*** Opening of Document excerpt ***

Instructor: Sheelagh Carpendale
Credits: from Lecture Topics in HCI, by Saul Greenberg
Contents for: CPSC 481 

User Centered Design and Prototyping

This topic considers why users should be an integral part of the design process, and discusses methods for involving them. After briefly introducing user-centered system design and a (simplified) version of participatory design, I walk students through a variety of methods that involves users in the design of prototypes.

Methods starts as simple verbal exercises, but rapidly go through paper and pen sketches, storyboards, Pictive, scripted simulations and so on, each getting slightly more sophisticated. I stress in class that early versions of prototypes should be very low cost (e.g., paper and pencil, postit notes, etc), and its purpose should be to garner high-level reaction and input from the user. As the design progresses, prototypes will become more refined and the user's input should reflect smaller, but still important, design and usability decisions.

Two assignments are used to complement this section. In the assignment on task-centered design and prototyping, students have to create initial prototypes. In the follow-up assignment, students redesign their prototypes and implement a working prototype. Together, these becomes a capstone assignment, where interface development uses some of the methods taught here (e.g., storyboards, horizontal prototypes, and a vertical prototype that serves as a proof of concept).


Overheads

User Centered Design and Prototyping: [PDF]

Topics covered

Required readings

Optional readings in Baecker Grudin Buxton and Greenberg

Videos

Silk is a resarch prototyping tool that lets designers sketch out a working interface to create an active storyboard.

*** Close of Document excerpt ***
*** Opening of Given information ***

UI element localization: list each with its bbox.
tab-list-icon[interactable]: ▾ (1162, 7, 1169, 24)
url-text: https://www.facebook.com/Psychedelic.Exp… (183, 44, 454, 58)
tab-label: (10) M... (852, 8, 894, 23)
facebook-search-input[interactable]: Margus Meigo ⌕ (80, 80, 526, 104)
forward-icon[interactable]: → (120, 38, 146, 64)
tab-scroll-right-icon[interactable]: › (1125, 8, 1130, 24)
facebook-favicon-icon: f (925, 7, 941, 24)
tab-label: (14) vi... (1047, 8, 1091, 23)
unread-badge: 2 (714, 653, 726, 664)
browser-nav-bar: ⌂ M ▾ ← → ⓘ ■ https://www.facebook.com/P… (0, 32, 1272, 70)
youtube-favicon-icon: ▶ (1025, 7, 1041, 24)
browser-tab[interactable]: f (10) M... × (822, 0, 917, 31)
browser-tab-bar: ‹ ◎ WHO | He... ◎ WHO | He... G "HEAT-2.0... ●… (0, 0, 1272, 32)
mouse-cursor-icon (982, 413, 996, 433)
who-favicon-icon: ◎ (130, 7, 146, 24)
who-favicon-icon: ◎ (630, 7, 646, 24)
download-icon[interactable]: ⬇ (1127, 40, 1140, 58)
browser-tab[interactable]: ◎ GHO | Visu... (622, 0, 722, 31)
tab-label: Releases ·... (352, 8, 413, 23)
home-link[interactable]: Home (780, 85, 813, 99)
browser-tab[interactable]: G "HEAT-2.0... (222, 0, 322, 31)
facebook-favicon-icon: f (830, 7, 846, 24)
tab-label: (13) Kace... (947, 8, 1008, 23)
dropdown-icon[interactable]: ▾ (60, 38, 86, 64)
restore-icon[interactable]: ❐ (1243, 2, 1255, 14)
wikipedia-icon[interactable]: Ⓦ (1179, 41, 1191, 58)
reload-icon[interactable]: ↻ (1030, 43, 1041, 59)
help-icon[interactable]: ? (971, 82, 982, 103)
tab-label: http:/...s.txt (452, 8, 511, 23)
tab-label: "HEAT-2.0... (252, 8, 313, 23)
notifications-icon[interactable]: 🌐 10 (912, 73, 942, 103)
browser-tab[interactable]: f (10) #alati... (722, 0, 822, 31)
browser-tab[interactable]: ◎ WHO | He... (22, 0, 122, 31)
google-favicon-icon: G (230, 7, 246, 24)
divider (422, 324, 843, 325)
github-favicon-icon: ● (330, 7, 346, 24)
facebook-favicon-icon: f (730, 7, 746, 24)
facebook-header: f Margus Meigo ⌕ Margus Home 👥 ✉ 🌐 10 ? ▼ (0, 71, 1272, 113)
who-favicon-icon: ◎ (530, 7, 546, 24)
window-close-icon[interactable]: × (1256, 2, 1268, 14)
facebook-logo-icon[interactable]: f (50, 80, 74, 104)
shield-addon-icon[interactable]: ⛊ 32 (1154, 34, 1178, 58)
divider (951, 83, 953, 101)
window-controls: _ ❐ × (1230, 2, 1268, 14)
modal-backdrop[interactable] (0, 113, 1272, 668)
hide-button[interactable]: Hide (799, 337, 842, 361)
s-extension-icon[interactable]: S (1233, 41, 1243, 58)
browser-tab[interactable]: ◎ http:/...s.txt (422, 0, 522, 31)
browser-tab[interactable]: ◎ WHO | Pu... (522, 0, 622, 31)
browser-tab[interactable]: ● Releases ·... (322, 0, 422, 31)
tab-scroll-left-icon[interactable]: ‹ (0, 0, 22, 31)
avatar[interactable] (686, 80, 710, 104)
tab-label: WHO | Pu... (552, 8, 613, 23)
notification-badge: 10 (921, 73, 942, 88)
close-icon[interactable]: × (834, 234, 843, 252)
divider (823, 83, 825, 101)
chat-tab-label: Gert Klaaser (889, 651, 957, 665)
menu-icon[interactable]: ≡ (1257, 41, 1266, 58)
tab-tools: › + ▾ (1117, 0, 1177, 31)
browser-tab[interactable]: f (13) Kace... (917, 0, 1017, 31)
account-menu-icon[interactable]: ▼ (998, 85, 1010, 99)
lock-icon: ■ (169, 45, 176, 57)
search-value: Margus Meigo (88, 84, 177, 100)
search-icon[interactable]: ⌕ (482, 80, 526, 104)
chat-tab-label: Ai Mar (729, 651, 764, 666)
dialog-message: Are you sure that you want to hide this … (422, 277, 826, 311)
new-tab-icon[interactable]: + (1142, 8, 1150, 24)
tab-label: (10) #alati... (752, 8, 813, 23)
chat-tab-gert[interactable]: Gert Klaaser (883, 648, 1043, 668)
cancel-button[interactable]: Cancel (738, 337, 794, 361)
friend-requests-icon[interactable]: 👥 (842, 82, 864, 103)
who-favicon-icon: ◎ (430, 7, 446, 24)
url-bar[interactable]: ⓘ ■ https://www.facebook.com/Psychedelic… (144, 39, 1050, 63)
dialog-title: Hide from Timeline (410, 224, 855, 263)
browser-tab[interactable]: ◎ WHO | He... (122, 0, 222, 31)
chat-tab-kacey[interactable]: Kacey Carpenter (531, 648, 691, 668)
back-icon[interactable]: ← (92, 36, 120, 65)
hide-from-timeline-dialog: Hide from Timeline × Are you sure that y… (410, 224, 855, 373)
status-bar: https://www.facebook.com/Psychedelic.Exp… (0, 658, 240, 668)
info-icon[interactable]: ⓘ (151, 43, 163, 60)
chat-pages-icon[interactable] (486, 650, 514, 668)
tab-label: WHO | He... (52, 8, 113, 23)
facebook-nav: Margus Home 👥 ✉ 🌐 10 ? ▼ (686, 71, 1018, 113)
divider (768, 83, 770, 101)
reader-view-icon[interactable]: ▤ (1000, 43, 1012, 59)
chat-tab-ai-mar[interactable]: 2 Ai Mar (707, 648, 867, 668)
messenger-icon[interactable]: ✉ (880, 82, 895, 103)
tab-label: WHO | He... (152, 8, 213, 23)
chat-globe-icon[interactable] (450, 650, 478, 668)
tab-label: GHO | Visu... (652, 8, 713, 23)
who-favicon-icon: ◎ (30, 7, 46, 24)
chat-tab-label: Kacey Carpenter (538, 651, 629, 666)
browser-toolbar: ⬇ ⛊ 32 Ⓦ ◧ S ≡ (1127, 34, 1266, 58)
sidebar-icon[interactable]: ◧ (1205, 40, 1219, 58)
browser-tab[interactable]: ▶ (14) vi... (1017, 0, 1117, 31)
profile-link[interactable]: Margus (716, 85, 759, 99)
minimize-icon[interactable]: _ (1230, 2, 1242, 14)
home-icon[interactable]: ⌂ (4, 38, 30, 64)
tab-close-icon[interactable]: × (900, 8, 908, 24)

*** Close of Given information ***

> [Activity A]: Rewrite the paragraph of the course page that begins "Methods starts as simple verbal exercises" as a short bulleted list, keeping its main facts.
> [Activity B]: According to the course page, what does the vertical prototype in the capstone assignment serve as?
> [Activity C]: Carry the course page forward from its last sentence.
The material has no role in any of this.

> [Exercise output A]:
- Methods begin as simple verbal exercises, then move through paper and pen sketches, storyboards, Pictive, scripted simulations and more, each a bit more sophisticated.
- Early prototypes should cost very little (e.g., paper and pencil, post-it notes).
- Their purpose is to get high-level reaction and input from the user.
- As the design progresses, prototypes become more refined.
- User input then reflects smaller but still important design and usability decisions.

> [Exercise output B]: A proof of concept.

> [Exercise output C]:
In-class teaching tips

Most techniques are demonstrated live. For example, we do a walk-through of a storyboard design. I then introduce an interface as a Pictive design, and a volunteer student interacts with it. The student and class identify problems, and we redesign the system on the fly by having people construct new components/labels etc on postit notes. Also, I have (sometimes) devoted a class to a live Wizard of Oz demonstration.

This topic also has a hands-on component: the assignments on task-centered design and prototyping, which is optionally continued in the final course project. Leading up to the design of a substantial interactive system, these assignments require students to prepare a paper prototype, and then later a working horizontal prototype of their system. Each prototype is examined by the teaching assistant and discussed in lab time by the class for their reaction, and students are expected to modify their designs accordingly. Most students' designs change quite a bit from the paper version to the working prototype. Their final implementation usually reflects refinements of the design presented in the working prototype.